-- Start --

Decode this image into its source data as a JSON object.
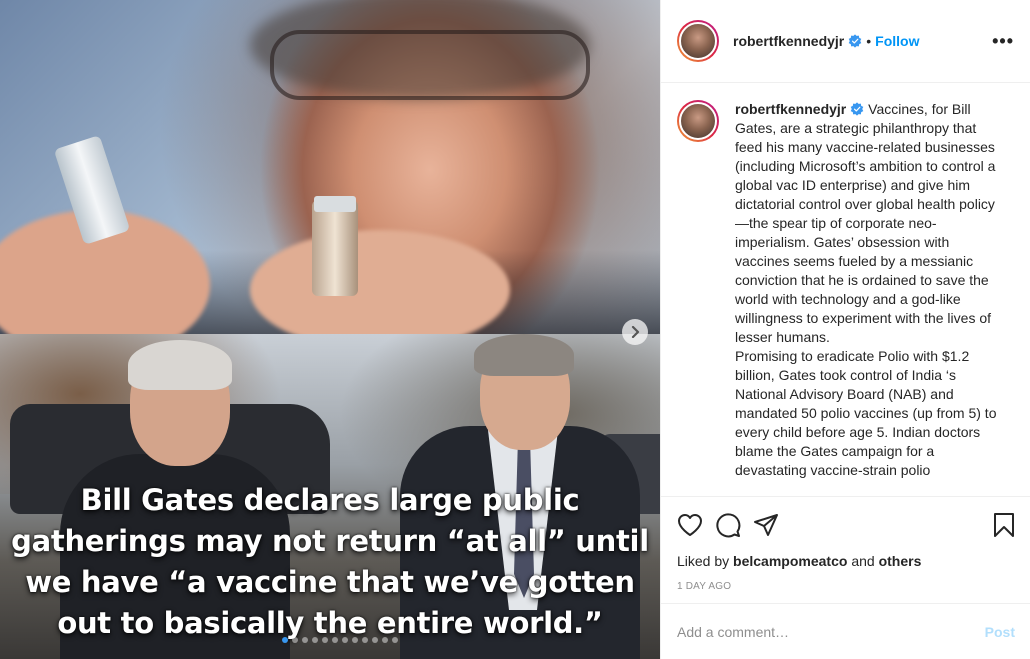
{
  "post": {
    "username": "robertfkennedyjr",
    "follow_label": "Follow",
    "separator": "•",
    "more_label": "•••",
    "media": {
      "overlay_quote": "Bill Gates declares large public gatherings may not return “at all” until we have “a vaccine that we’ve gotten out to basically the entire world.”",
      "carousel_count": 12,
      "carousel_active_index": 0
    },
    "caption": {
      "username": "robertfkennedyjr",
      "paragraphs": [
        "Vaccines, for Bill Gates, are a strategic philanthropy that feed his many vaccine-related businesses (including Microsoft’s ambition to control a global vac ID enterprise) and give him dictatorial control over global health policy—the spear tip of corporate neo-imperialism. Gates’ obsession with vaccines seems fueled by a messianic conviction that he is ordained to save the world with technology and a god-like willingness to experiment with the lives of lesser humans.",
        "Promising to eradicate Polio with $1.2 billion, Gates took control of India ‘s National Advisory Board (NAB) and mandated 50 polio vaccines (up from 5) to every child before age 5. Indian doctors blame the Gates campaign for a devastating vaccine-strain polio"
      ]
    },
    "likes": {
      "prefix": "Liked by",
      "user": "belcampomeatco",
      "conjunction": "and",
      "others": "others"
    },
    "timestamp": "1 DAY AGO",
    "comment": {
      "placeholder": "Add a comment…",
      "post_label": "Post"
    },
    "icons": {
      "like": "heart-icon",
      "comment": "comment-icon",
      "share": "share-icon",
      "save": "bookmark-icon",
      "next": "chevron-right-icon",
      "verified": "verified-badge-icon"
    },
    "colors": {
      "link_blue": "#0095f6",
      "verified_blue": "#3897f0",
      "post_disabled": "#b2dffc"
    }
  }
}
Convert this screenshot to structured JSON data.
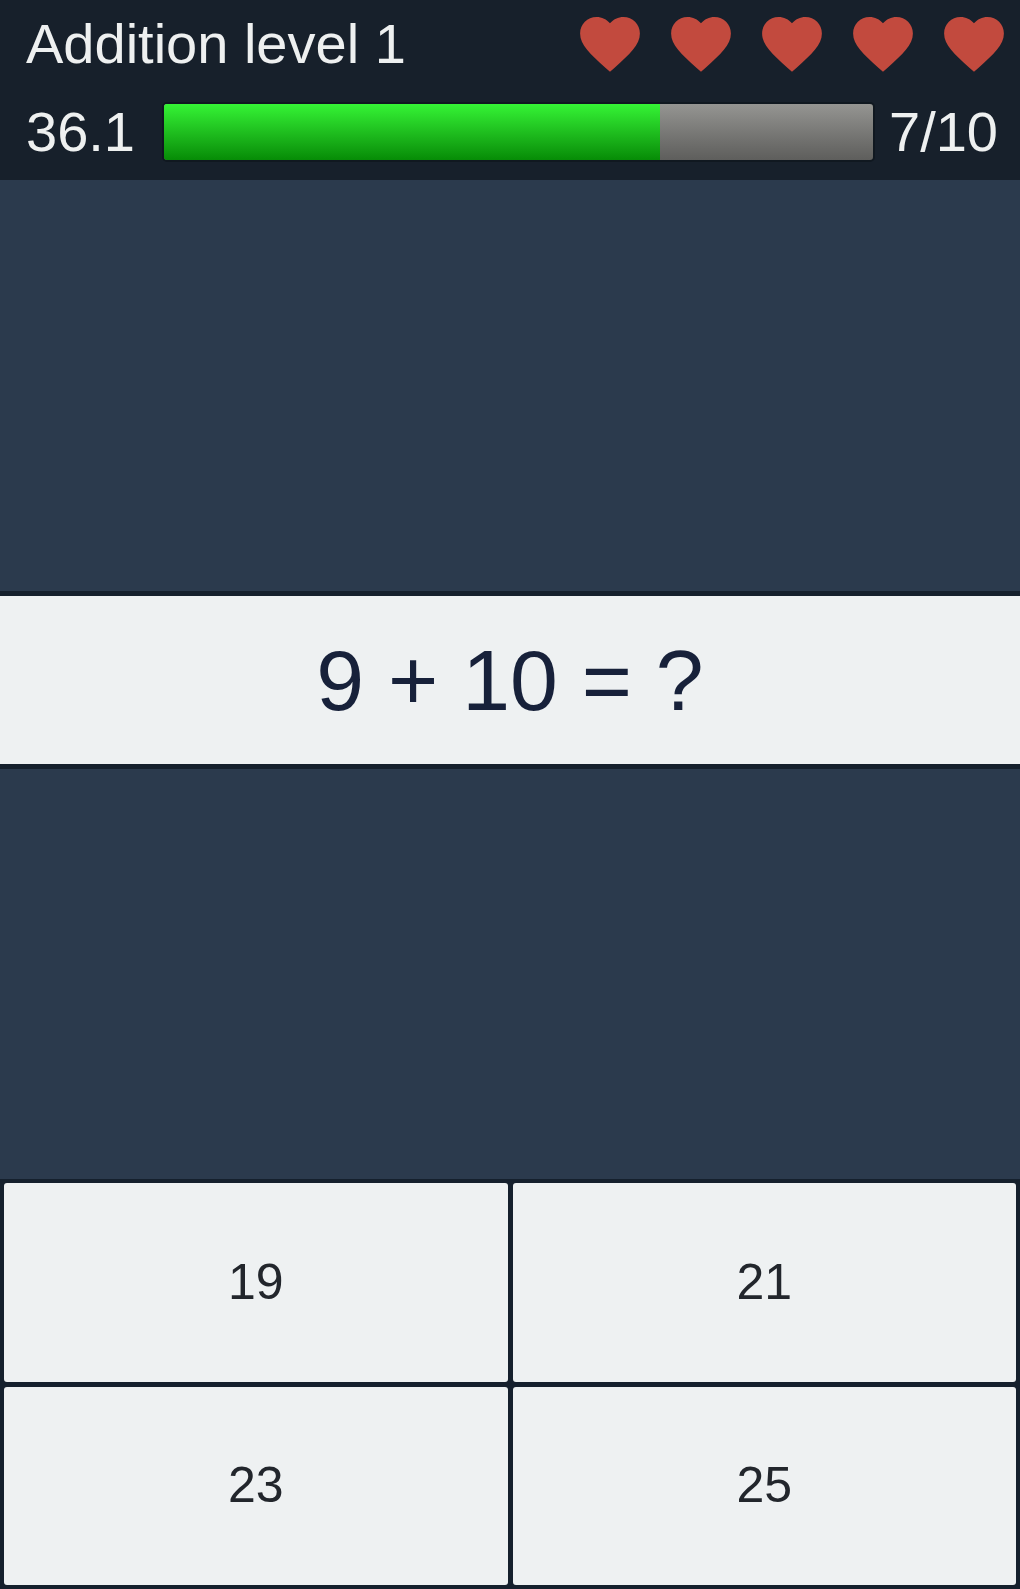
{
  "header": {
    "title": "Addition level 1",
    "hearts": [
      {
        "filled": true
      },
      {
        "filled": true
      },
      {
        "filled": true
      },
      {
        "filled": true
      },
      {
        "filled": true
      }
    ],
    "time": "36.1",
    "progress": {
      "level": 0.7,
      "count": "7/10"
    }
  },
  "question": "9 + 10 = ?",
  "answers": [
    "19",
    "21",
    "23",
    "25"
  ]
}
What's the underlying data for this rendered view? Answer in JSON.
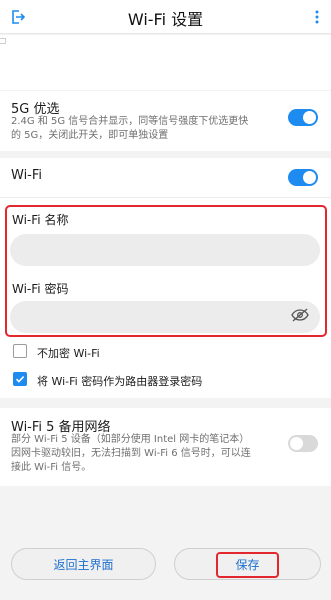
{
  "header": {
    "title": "Wi-Fi 设置",
    "back_icon": "exit-icon",
    "more_icon": "more-vertical-icon"
  },
  "band5g": {
    "title": "5G 优选",
    "desc_line1": "2.4G 和 5G 信号合并显示，同等信号强度下优选更快",
    "desc_line2": "的 5G，关闭此开关，即可单独设置",
    "enabled": true
  },
  "wifi": {
    "title": "Wi-Fi",
    "enabled": true
  },
  "form": {
    "name_label": "Wi-Fi 名称",
    "name_value": "",
    "password_label": "Wi-Fi 密码",
    "password_value": "",
    "visibility_icon": "eye-off-icon"
  },
  "options": {
    "no_encrypt_label": "不加密 Wi-Fi",
    "no_encrypt_checked": false,
    "use_as_login_label": "将 Wi-Fi 密码作为路由器登录密码",
    "use_as_login_checked": true
  },
  "wifi5_backup": {
    "title": "Wi-Fi 5 备用网络",
    "desc_line1": "部分 Wi-Fi 5 设备（如部分使用 Intel 网卡的笔记本）",
    "desc_line2": "因网卡驱动较旧，无法扫描到 Wi-Fi 6 信号时，可以连",
    "desc_line3": "接此 Wi-Fi 信号。",
    "enabled": false
  },
  "footer": {
    "home_label": "返回主界面",
    "save_label": "保存"
  },
  "colors": {
    "accent": "#1d8bf0",
    "highlight": "#e2282e",
    "background": "#f3f3f3"
  }
}
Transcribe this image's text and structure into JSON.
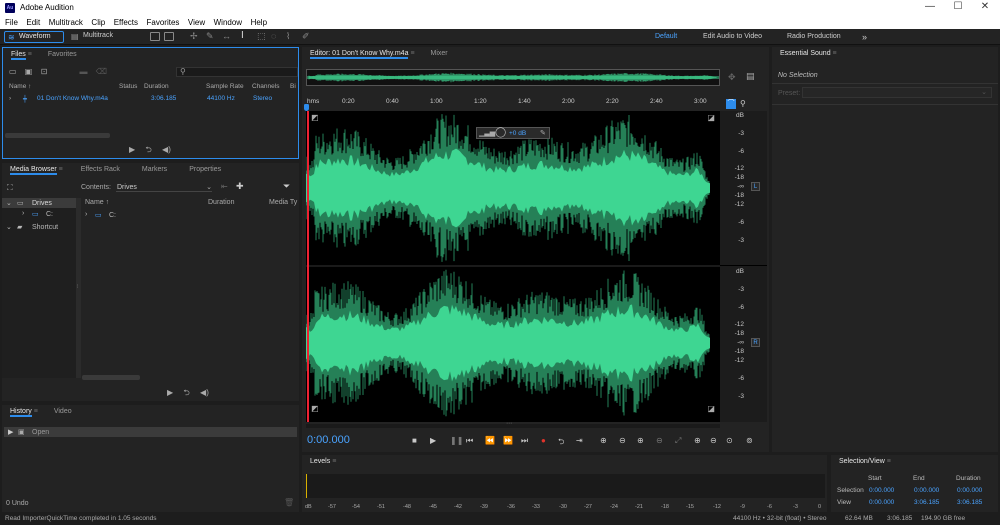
{
  "app": {
    "title": "Adobe Audition",
    "logo_text": "Au",
    "window_controls": [
      "—",
      "☐",
      "✕"
    ]
  },
  "menu": [
    "File",
    "Edit",
    "Multitrack",
    "Clip",
    "Effects",
    "Favorites",
    "View",
    "Window",
    "Help"
  ],
  "toolbar": {
    "waveform_label": "Waveform",
    "multitrack_label": "Multitrack",
    "workspaces": [
      "Default",
      "Edit Audio to Video",
      "Radio Production"
    ],
    "more": "»"
  },
  "files_panel": {
    "tabs": [
      "Files",
      "Favorites"
    ],
    "columns": [
      "Name ↑",
      "Status",
      "Duration",
      "Sample Rate",
      "Channels",
      "Bi"
    ],
    "rows": [
      {
        "name": "01 Don't Know Why.m4a",
        "status": "",
        "duration": "3:06.185",
        "sample_rate": "44100 Hz",
        "channels": "Stereo"
      }
    ]
  },
  "media_browser": {
    "tabs": [
      "Media Browser",
      "Effects Rack",
      "Markers",
      "Properties"
    ],
    "contents_label": "Contents:",
    "contents_value": "Drives",
    "tree": [
      "Drives",
      "C:",
      "Shortcut"
    ],
    "columns": [
      "Name ↑",
      "Duration",
      "Media Ty"
    ],
    "rows": [
      "C:"
    ]
  },
  "history_panel": {
    "tabs": [
      "History",
      "Video"
    ],
    "items": [
      "Open"
    ],
    "undo_count": "0 Undo"
  },
  "editor": {
    "tabs": [
      "Editor: 01 Don't Know Why.m4a",
      "Mixer"
    ],
    "ruler": [
      "hms",
      "0:20",
      "0:40",
      "1:00",
      "1:20",
      "1:40",
      "2:00",
      "2:20",
      "2:40",
      "3:00"
    ],
    "db_unit": "dB",
    "db_scale": [
      "-3",
      "-6",
      "-12",
      "-18",
      "-∞",
      "-18",
      "-12",
      "-6",
      "-3"
    ],
    "channel_labels": [
      "L",
      "R"
    ],
    "hud_gain": "+0 dB",
    "time": "0:00.000",
    "waveform_color": "#3fd692"
  },
  "levels": {
    "title": "Levels",
    "scale": [
      "dB",
      "-57",
      "-54",
      "-51",
      "-48",
      "-45",
      "-42",
      "-39",
      "-36",
      "-33",
      "-30",
      "-27",
      "-24",
      "-21",
      "-18",
      "-15",
      "-12",
      "-9",
      "-6",
      "-3",
      "0"
    ]
  },
  "essential_sound": {
    "title": "Essential Sound",
    "no_selection": "No Selection",
    "preset_label": "Preset:"
  },
  "selection_view": {
    "title": "Selection/View",
    "headers": [
      "Start",
      "End",
      "Duration"
    ],
    "selection_label": "Selection",
    "view_label": "View",
    "selection": [
      "0:00.000",
      "0:00.000",
      "0:00.000"
    ],
    "view": [
      "0:00.000",
      "3:06.185",
      "3:06.185"
    ]
  },
  "status_bar": {
    "message": "Read ImporterQuickTime completed in 1.05 seconds",
    "format": "44100 Hz • 32-bit (float) • Stereo",
    "size": "62.64 MB",
    "duration": "3:06.185",
    "free": "194.90 GB free"
  },
  "colors": {
    "accent": "#2d8ceb",
    "waveform": "#3fd692",
    "playhead": "#2d8ceb",
    "record": "#e0332b"
  }
}
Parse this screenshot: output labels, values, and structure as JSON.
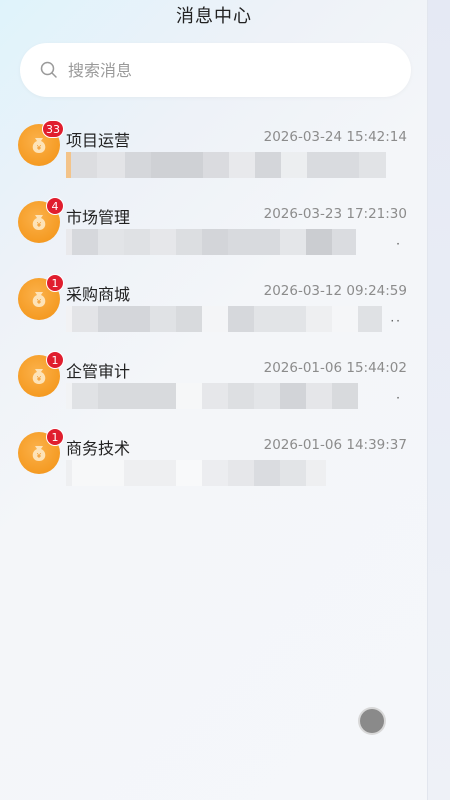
{
  "header": {
    "title": "消息中心"
  },
  "search": {
    "placeholder": "搜索消息"
  },
  "messages": [
    {
      "name": "项目运营",
      "badge": "33",
      "time": "2026-03-24 15:42:14",
      "dots": ""
    },
    {
      "name": "市场管理",
      "badge": "4",
      "time": "2026-03-23 17:21:30",
      "dots": "·"
    },
    {
      "name": "采购商城",
      "badge": "1",
      "time": "2026-03-12 09:24:59",
      "dots": "··"
    },
    {
      "name": "企管审计",
      "badge": "1",
      "time": "2026-01-06 15:44:02",
      "dots": "·"
    },
    {
      "name": "商务技术",
      "badge": "1",
      "time": "2026-01-06 14:39:37",
      "dots": ""
    }
  ],
  "icons": {
    "search": "search-icon",
    "avatar": "money-bag-icon",
    "floating": "floating-assistant-icon"
  },
  "colors": {
    "avatar": "#f59b23",
    "badge": "#e01e2e",
    "accent_bar": "#f3a347"
  }
}
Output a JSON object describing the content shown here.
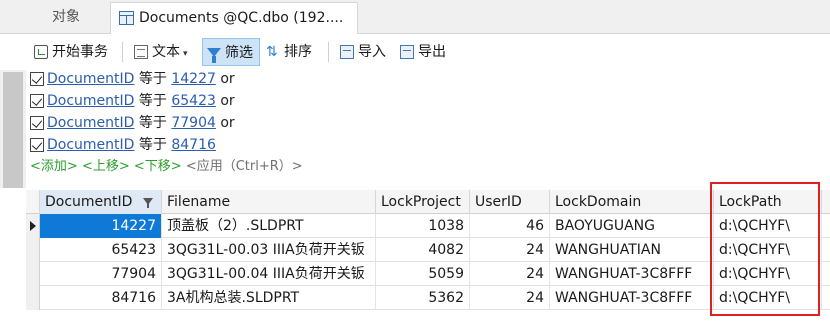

-- End --

**Stated goal**
The line that contains "Parse this screenshot: output" opens the part to copy, and the last line of the records closes it; set down those lines exactly, pictures excluded.

**Solution**
Parse this screenshot: output labels, values, and structure as JSON.
{
  "header": {
    "title": "消息中心"
  },
  "search": {
    "placeholder": "搜索消息"
  },
  "messages": [
    {
      "name": "项目运营",
      "badge": "33",
      "time": "2026-03-24 15:42:14",
      "dots": ""
    },
    {
      "name": "市场管理",
      "badge": "4",
      "time": "2026-03-23 17:21:30",
      "dots": "·"
    },
    {
      "name": "采购商城",
      "badge": "1",
      "time": "2026-03-12 09:24:59",
      "dots": "··"
    },
    {
      "name": "企管审计",
      "badge": "1",
      "time": "2026-01-06 15:44:02",
      "dots": "·"
    },
    {
      "name": "商务技术",
      "badge": "1",
      "time": "2026-01-06 14:39:37",
      "dots": ""
    }
  ],
  "icons": {
    "search": "search-icon",
    "avatar": "money-bag-icon",
    "floating": "floating-assistant-icon"
  },
  "colors": {
    "avatar": "#f59b23",
    "badge": "#e01e2e",
    "accent_bar": "#f3a347"
  }
}
Output a JSON object describing the content shown here.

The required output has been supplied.